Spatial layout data
= = = = = = =

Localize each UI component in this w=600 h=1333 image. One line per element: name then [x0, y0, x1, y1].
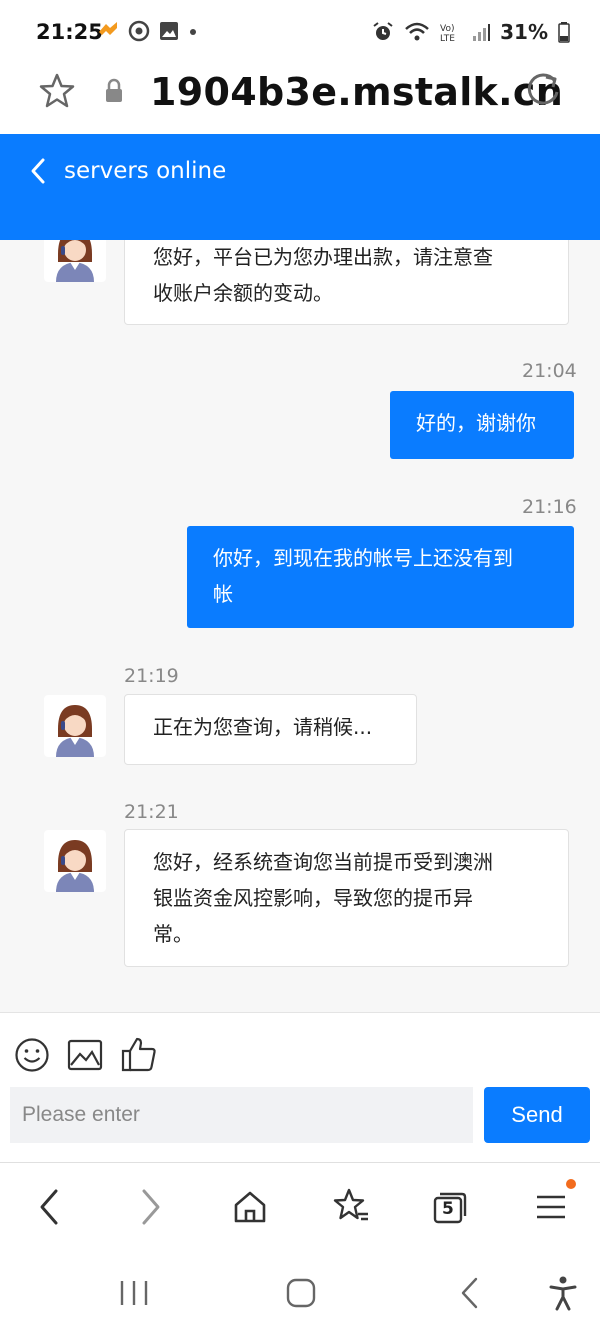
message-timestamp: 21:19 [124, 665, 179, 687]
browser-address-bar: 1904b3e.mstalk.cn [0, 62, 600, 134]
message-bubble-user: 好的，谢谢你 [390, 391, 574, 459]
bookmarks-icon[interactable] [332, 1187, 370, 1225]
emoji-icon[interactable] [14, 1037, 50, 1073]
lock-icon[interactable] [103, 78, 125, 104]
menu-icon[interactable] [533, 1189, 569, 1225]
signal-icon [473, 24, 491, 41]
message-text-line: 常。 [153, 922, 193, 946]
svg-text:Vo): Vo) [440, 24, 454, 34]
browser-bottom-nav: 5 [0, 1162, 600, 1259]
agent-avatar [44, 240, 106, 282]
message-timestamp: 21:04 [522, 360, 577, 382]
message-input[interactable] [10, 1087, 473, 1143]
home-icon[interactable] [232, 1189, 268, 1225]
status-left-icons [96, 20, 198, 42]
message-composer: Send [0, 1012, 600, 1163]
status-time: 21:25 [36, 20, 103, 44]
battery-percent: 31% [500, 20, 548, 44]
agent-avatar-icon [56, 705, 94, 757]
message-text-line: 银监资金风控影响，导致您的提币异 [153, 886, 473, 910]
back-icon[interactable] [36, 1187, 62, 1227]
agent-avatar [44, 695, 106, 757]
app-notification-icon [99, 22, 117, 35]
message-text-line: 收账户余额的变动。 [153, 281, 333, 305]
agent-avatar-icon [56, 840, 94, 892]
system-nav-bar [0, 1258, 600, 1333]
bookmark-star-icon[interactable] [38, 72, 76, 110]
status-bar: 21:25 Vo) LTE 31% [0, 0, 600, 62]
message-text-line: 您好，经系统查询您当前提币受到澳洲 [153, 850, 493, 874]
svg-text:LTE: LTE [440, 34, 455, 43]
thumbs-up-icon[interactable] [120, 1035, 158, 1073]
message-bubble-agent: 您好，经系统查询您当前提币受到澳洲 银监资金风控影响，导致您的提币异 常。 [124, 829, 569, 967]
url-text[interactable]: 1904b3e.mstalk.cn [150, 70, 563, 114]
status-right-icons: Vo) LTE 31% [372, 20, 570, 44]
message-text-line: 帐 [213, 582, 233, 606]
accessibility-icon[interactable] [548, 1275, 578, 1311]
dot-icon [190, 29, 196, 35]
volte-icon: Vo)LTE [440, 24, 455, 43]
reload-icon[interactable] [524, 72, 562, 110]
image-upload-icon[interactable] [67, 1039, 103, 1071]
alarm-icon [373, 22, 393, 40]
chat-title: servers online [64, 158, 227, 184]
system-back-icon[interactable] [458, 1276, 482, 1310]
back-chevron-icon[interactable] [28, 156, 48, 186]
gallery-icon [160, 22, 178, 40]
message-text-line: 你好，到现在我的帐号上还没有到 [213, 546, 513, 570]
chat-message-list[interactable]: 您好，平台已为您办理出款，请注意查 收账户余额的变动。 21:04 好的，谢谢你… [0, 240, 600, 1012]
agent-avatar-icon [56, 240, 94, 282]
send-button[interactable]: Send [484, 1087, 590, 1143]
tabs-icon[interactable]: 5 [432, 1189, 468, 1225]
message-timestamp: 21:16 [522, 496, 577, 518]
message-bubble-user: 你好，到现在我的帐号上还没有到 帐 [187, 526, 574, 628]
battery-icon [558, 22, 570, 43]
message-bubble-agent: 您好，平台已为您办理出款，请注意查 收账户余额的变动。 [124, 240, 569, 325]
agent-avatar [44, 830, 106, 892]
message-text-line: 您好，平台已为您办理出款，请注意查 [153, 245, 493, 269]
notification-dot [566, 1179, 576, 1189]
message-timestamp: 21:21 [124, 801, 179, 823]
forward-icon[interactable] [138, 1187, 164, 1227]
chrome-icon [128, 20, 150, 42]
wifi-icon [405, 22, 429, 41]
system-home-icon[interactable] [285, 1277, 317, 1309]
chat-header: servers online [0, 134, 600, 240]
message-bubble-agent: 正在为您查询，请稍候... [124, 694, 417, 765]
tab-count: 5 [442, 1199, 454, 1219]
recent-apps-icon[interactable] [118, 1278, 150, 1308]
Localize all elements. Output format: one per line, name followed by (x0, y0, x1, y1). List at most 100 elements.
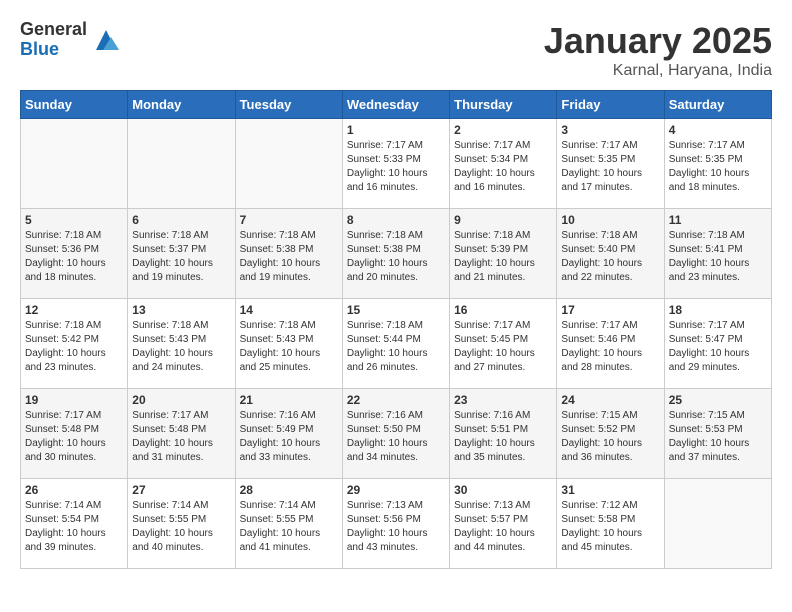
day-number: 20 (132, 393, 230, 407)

= = = = = = =

[Given request] Please copy the material word for word, from the line containing "message-timestamp: 21:19 [124, 665, 179, 687]" to the line containing "lock-icon[interactable] [103, 78, 125, 104]", including both of those lines.

[Expected output]
message-timestamp: 21:19 [124, 665, 179, 687]
browser-address-bar: 1904b3e.mstalk.cn [0, 62, 600, 134]
message-bubble-user: 好的，谢谢你 [390, 391, 574, 459]
bookmarks-icon[interactable] [332, 1187, 370, 1225]
emoji-icon[interactable] [14, 1037, 50, 1073]
lock-icon[interactable] [103, 78, 125, 104]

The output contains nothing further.